(Collection entries)
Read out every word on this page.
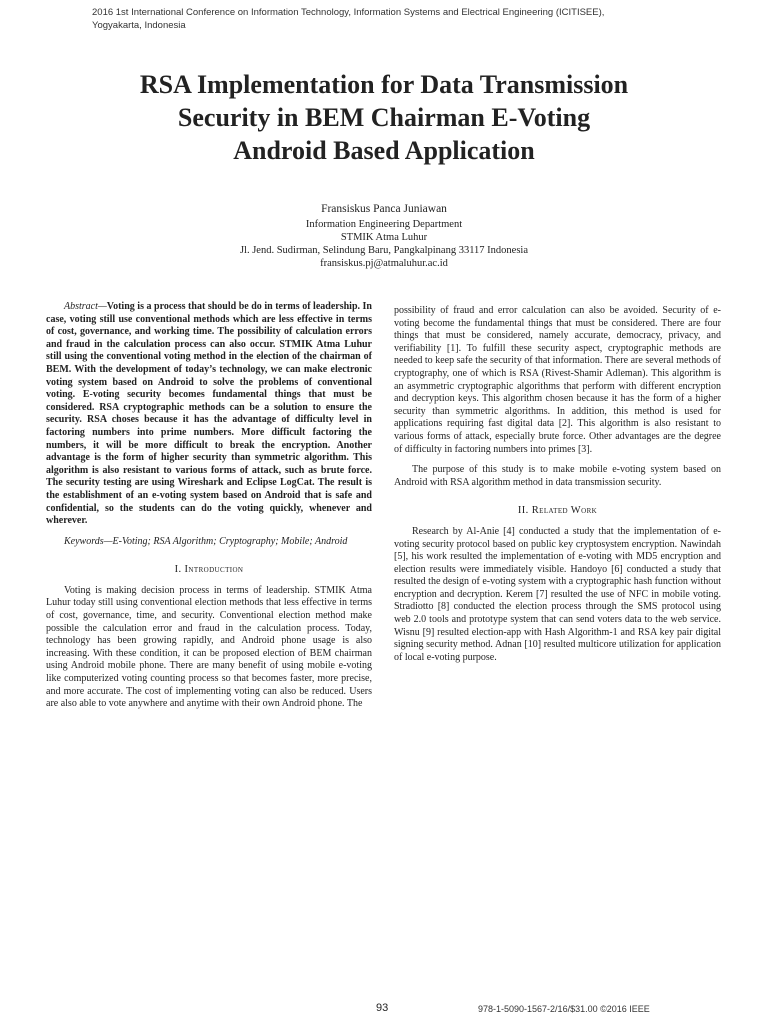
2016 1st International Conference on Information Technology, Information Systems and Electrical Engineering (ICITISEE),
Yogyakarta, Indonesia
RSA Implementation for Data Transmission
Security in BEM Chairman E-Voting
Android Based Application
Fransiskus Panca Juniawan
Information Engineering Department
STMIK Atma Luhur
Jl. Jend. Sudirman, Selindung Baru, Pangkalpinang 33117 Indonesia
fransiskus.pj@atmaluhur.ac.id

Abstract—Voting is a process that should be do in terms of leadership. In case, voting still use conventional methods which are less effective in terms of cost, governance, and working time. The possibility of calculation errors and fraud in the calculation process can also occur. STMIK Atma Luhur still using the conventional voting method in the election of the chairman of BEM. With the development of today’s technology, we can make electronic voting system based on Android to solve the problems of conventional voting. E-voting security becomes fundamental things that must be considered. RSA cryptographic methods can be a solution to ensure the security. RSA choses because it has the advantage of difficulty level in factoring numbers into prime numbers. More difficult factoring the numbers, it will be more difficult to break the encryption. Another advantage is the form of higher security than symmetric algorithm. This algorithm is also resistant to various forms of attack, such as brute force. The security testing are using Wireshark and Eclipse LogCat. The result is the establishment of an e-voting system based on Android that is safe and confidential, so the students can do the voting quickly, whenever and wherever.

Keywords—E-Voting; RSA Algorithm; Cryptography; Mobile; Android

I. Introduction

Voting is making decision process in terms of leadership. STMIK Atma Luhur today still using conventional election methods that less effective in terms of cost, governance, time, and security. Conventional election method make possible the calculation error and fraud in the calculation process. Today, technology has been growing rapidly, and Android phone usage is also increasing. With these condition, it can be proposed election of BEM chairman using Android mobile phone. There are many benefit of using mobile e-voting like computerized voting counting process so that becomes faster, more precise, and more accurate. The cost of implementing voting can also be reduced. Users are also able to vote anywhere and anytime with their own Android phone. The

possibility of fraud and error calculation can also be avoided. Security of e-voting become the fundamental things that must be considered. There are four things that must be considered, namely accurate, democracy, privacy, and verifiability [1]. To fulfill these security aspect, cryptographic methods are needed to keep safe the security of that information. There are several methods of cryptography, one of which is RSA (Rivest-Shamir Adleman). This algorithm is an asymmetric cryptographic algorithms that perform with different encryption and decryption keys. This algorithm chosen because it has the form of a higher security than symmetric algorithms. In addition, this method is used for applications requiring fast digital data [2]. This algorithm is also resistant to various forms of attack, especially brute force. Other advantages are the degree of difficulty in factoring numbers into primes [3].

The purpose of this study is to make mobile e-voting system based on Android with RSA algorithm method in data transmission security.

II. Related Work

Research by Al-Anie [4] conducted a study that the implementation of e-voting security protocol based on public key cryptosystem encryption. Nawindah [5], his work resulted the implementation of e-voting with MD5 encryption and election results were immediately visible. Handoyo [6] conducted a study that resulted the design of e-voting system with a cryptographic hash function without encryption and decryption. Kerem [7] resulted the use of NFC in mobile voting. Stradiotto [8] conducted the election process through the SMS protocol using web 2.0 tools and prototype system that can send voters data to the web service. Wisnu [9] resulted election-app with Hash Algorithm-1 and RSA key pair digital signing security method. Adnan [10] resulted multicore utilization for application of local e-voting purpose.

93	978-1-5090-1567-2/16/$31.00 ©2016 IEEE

==

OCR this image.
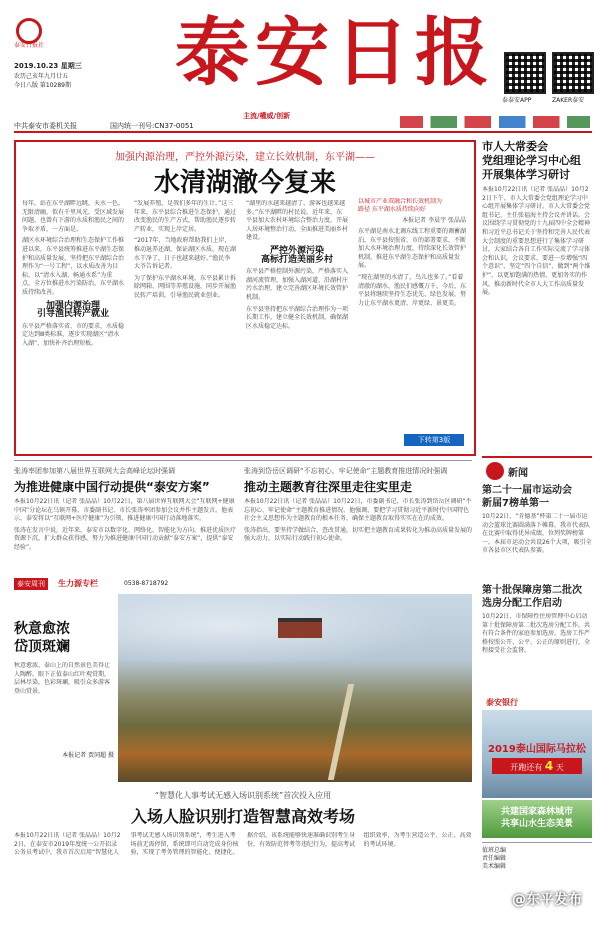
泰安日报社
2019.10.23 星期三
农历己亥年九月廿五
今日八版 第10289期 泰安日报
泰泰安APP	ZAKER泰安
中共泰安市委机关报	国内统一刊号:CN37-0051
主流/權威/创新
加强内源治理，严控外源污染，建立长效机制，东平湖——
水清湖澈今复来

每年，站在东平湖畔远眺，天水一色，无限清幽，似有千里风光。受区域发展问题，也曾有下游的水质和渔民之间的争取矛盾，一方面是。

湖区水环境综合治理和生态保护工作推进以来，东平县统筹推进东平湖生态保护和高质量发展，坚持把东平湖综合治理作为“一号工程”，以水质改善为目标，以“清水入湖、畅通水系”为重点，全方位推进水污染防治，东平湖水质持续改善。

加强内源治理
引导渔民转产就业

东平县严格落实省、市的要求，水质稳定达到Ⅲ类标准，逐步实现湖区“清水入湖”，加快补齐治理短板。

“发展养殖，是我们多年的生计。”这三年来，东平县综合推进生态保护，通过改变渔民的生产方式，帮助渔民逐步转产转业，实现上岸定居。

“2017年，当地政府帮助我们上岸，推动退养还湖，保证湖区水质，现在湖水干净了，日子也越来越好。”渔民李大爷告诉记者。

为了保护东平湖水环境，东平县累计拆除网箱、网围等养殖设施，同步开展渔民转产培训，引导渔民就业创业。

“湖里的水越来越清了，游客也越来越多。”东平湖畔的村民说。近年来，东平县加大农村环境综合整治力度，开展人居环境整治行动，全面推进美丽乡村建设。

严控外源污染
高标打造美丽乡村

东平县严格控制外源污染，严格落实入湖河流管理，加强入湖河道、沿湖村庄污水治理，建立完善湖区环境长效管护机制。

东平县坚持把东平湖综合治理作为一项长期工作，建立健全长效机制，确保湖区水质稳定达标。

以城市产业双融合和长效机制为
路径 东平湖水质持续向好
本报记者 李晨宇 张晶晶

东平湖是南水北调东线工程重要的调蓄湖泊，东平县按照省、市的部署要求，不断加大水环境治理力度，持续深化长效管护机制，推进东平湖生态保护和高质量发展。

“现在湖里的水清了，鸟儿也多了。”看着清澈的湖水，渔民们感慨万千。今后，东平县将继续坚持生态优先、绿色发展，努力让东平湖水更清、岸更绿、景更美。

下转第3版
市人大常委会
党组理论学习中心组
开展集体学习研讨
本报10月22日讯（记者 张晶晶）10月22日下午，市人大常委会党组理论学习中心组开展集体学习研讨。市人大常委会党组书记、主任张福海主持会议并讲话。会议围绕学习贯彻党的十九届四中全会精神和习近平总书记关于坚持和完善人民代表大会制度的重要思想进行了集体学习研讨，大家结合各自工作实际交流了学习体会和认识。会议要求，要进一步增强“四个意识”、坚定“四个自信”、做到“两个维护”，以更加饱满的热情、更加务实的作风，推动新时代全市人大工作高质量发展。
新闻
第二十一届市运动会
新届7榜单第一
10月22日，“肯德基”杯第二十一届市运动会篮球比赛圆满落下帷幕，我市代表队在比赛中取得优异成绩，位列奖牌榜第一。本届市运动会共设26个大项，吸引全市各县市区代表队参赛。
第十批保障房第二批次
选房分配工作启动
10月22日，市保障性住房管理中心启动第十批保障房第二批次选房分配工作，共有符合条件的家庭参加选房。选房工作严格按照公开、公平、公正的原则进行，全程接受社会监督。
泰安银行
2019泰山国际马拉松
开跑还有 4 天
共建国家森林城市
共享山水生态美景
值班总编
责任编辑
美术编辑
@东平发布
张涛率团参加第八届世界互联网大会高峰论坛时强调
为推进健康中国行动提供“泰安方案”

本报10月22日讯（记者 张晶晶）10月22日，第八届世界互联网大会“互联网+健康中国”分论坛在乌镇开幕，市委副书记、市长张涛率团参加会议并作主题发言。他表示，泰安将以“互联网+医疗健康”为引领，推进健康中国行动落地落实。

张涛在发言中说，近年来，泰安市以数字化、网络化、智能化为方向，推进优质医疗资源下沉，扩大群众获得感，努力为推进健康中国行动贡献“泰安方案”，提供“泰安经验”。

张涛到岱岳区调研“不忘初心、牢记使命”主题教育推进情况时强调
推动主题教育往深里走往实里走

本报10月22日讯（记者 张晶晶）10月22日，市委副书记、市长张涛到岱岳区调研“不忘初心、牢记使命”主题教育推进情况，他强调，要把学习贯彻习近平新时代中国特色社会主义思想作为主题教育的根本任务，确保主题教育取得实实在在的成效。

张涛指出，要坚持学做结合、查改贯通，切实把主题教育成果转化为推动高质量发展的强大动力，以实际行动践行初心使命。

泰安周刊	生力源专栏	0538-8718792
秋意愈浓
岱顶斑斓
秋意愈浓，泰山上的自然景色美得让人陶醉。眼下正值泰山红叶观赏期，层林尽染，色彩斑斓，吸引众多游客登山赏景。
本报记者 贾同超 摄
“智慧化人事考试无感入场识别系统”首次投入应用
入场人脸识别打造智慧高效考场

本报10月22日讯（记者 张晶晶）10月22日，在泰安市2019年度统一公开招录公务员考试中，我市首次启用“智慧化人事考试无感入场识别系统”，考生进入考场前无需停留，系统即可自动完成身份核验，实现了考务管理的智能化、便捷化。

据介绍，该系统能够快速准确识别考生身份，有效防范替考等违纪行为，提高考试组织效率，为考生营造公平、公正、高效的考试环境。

==

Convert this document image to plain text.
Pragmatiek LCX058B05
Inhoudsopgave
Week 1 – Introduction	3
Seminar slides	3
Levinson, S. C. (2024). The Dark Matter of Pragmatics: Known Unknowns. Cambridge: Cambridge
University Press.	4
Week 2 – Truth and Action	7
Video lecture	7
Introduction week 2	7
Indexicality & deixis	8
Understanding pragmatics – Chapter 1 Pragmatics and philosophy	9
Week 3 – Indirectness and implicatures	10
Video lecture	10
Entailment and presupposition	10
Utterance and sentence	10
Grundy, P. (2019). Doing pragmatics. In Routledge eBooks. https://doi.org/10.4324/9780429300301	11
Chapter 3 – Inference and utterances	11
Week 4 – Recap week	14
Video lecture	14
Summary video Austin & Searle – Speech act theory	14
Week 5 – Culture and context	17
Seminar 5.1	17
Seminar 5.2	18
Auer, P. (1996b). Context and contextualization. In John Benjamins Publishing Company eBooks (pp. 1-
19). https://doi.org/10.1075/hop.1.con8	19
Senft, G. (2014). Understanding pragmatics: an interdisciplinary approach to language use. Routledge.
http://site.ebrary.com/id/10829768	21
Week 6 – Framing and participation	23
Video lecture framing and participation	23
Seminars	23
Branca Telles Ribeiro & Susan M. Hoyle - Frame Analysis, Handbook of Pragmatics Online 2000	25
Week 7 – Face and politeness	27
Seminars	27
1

**REQUIREMENTS**
Across the preceding material, how many lines contain the word "image"? State the number alone.

**TASK RESPONSE**
2